Please transcribe the data below exactly. Leave the pictures out.
START Entries shown
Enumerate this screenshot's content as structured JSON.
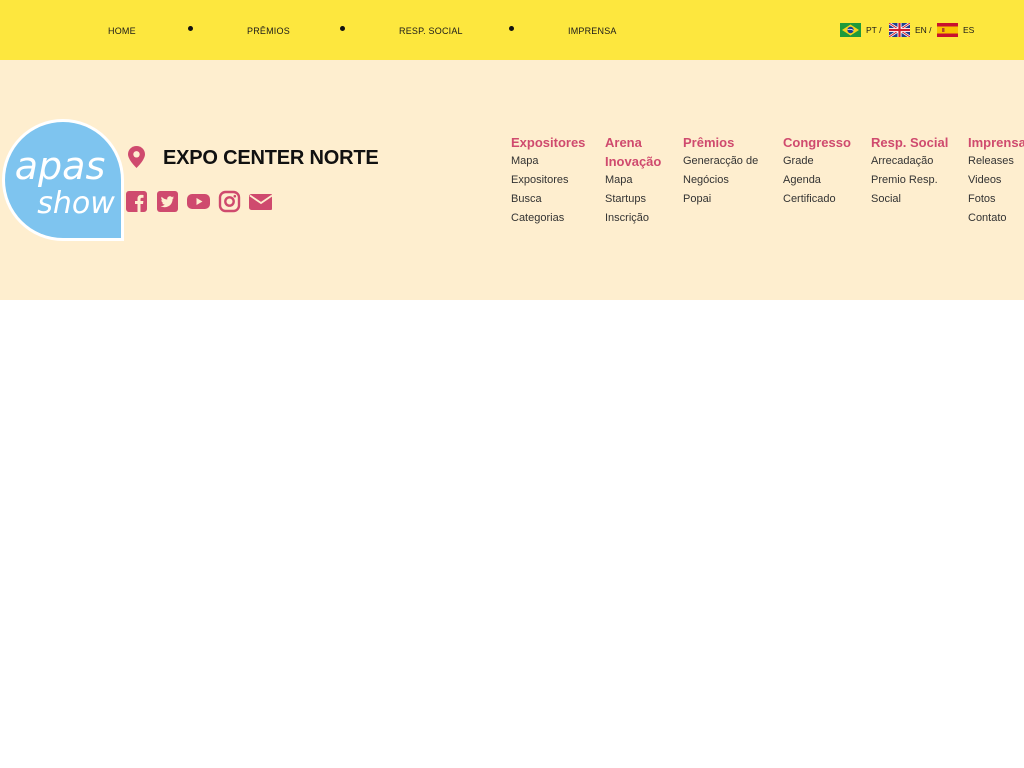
{
  "topnav": {
    "items": [
      "HOME",
      "PRÊMIOS",
      "RESP. SOCIAL",
      "IMPRENSA"
    ]
  },
  "languages": [
    {
      "code": "PT /",
      "flag": "brazil-flag-icon"
    },
    {
      "code": "EN /",
      "flag": "uk-flag-icon"
    },
    {
      "code": "ES",
      "flag": "spain-flag-icon"
    }
  ],
  "header": {
    "logo_text_top": "apas",
    "logo_text_bottom": "show",
    "venue": "EXPO CENTER NORTE",
    "social_icons": [
      "facebook-icon",
      "twitter-icon",
      "youtube-icon",
      "instagram-icon",
      "email-icon"
    ]
  },
  "nav": {
    "columns": [
      {
        "heading": [
          "Expositores"
        ],
        "items": [
          "Mapa",
          "Expositores",
          "Busca",
          "Categorias"
        ]
      },
      {
        "heading": [
          "Arena",
          "Inovação"
        ],
        "items": [
          "Mapa",
          "Startups",
          "Inscrição"
        ]
      },
      {
        "heading": [
          "Prêmios"
        ],
        "items": [
          "Generacção de",
          "Negócios",
          "Popai"
        ]
      },
      {
        "heading": [
          "Congresso"
        ],
        "items": [
          "Grade",
          "Agenda",
          "Certificado"
        ]
      },
      {
        "heading": [
          "Resp. Social"
        ],
        "items": [
          "Arrecadação",
          "Premio Resp.",
          "Social"
        ]
      },
      {
        "heading": [
          "Imprensa"
        ],
        "items": [
          "Releases",
          "Videos",
          "Fotos",
          "Contato"
        ]
      }
    ]
  },
  "colors": {
    "topbar": "#fde73e",
    "header_bg": "#feeecf",
    "accent": "#cf4a6e",
    "logo_blue": "#7ec4ef"
  }
}
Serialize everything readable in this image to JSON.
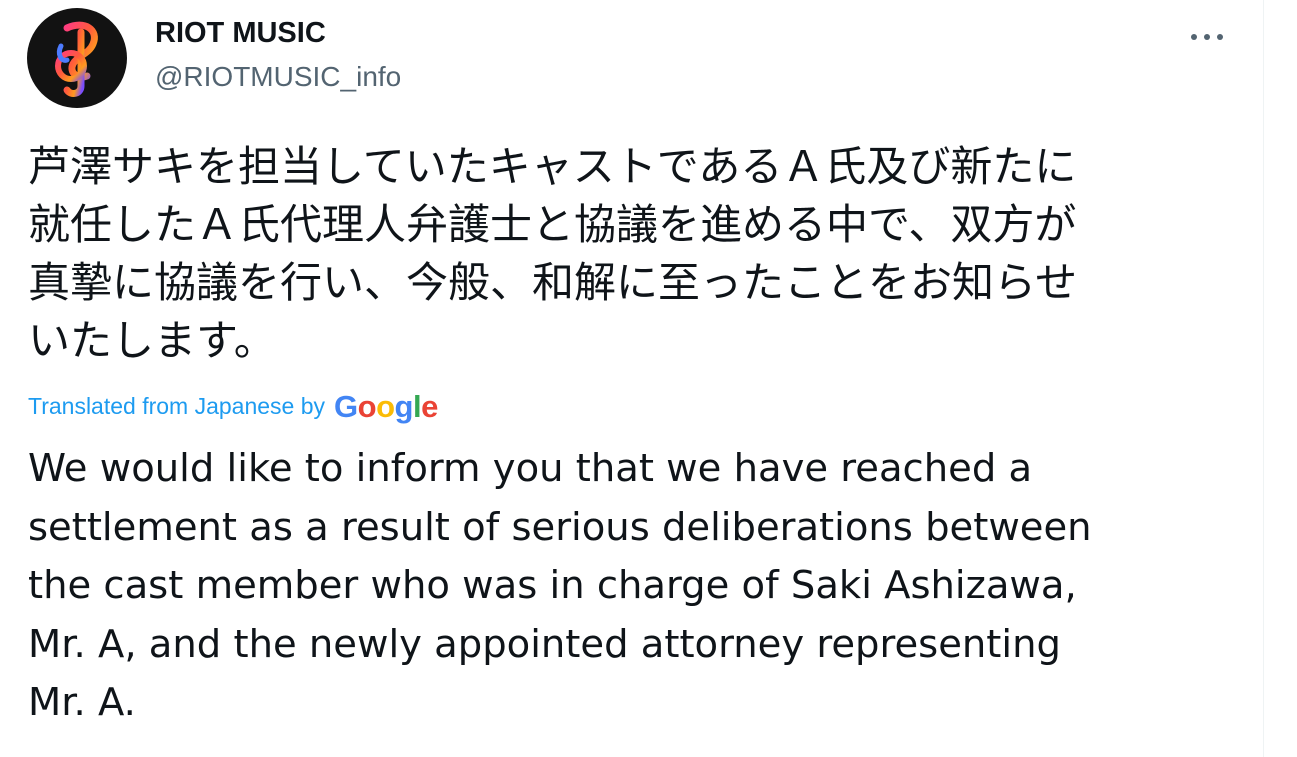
{
  "author": {
    "display_name": "RIOT MUSIC",
    "handle": "@RIOTMUSIC_info",
    "avatar_icon": "riot-music-logo-icon"
  },
  "more_button": {
    "icon": "more-horizontal-icon"
  },
  "tweet": {
    "text_ja": "芦澤サキを担当していたキャストであるＡ氏及び新たに\n就任したＡ氏代理人弁護士と協議を進める中で、双方が\n真摯に協議を行い、今般、和解に至ったことをお知らせ\nいたします。",
    "translated_label": "Translated from Japanese by",
    "translation_provider": "Google",
    "text_en": "We would like to inform you that we have reached a\nsettlement as a result of serious deliberations between\nthe cast member who was in charge of Saki Ashizawa,\nMr. A, and the newly appointed attorney representing\nMr. A."
  },
  "colors": {
    "text_primary": "#0f1419",
    "text_secondary": "#536471",
    "link": "#1d9bf0",
    "avatar_bg": "#121212"
  }
}
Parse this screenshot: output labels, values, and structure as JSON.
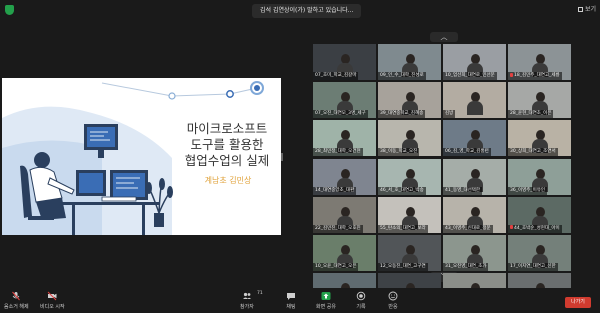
END Entries shown
| Exercise response |
Enumerate this screenshot's content as structured JSON.
{
  "topnav": {
    "items": [
      "HOME",
      "PRÊMIOS",
      "RESP. SOCIAL",
      "IMPRENSA"
    ]
  },
  "languages": [
    {
      "code": "PT /",
      "flag": "brazil-flag-icon"
    },
    {
      "code": "EN /",
      "flag": "uk-flag-icon"
    },
    {
      "code": "ES",
      "flag": "spain-flag-icon"
    }
  ],
  "header": {
    "logo_text_top": "apas",
    "logo_text_bottom": "show",
    "venue": "EXPO CENTER NORTE",
    "social_icons": [
      "facebook-icon",
      "twitter-icon",
      "youtube-icon",
      "instagram-icon",
      "email-icon"
    ]
  },
  "nav": {
    "columns": [
      {
        "heading": [
          "Expositores"
        ],
        "items": [
          "Mapa",
          "Expositores",
          "Busca",
          "Categorias"
        ]
      },
      {
        "heading": [
          "Arena",
          "Inovação"
        ],
        "items": [
          "Mapa",
          "Startups",
          "Inscrição"
        ]
      },
      {
        "heading": [
          "Prêmios"
        ],
        "items": [
          "Generacção de",
          "Negócios",
          "Popai"
        ]
      },
      {
        "heading": [
          "Congresso"
        ],
        "items": [
          "Grade",
          "Agenda",
          "Certificado"
        ]
      },
      {
        "heading": [
          "Resp. Social"
        ],
        "items": [
          "Arrecadação",
          "Premio Resp.",
          "Social"
        ]
      },
      {
        "heading": [
          "Imprensa"
        ],
        "items": [
          "Releases",
          "Videos",
          "Fotos",
          "Contato"
        ]
      }
    ]
  },
  "colors": {
    "topbar": "#fde73e",
    "header_bg": "#feeecf",
    "accent": "#cf4a6e",
    "logo_blue": "#7ec4ef"
  }
}
Serialize everything readable in this image to JSON.
{
  "author": {
    "display_name": "RIOT MUSIC",
    "handle": "@RIOTMUSIC_info",
    "avatar_icon": "riot-music-logo-icon"
  },
  "more_button": {
    "icon": "more-horizontal-icon"
  },
  "tweet": {
    "text_ja": "芦澤サキを担当していたキャストであるＡ氏及び新たに\n就任したＡ氏代理人弁護士と協議を進める中で、双方が\n真摯に協議を行い、今般、和解に至ったことをお知らせ\nいたします。",
    "translated_label": "Translated from Japanese by",
    "translation_provider": "Google",
    "text_en": "We would like to inform you that we have reached a\nsettlement as a result of serious deliberations between\nthe cast member who was in charge of Saki Ashizawa,\nMr. A, and the newly appointed attorney representing\nMr. A."
  },
  "colors": {
    "text_primary": "#0f1419",
    "text_secondary": "#536471",
    "link": "#1d9bf0",
    "avatar_bg": "#121212"
  }
}
Parse this screenshot: output labels, values, and structure as JSON.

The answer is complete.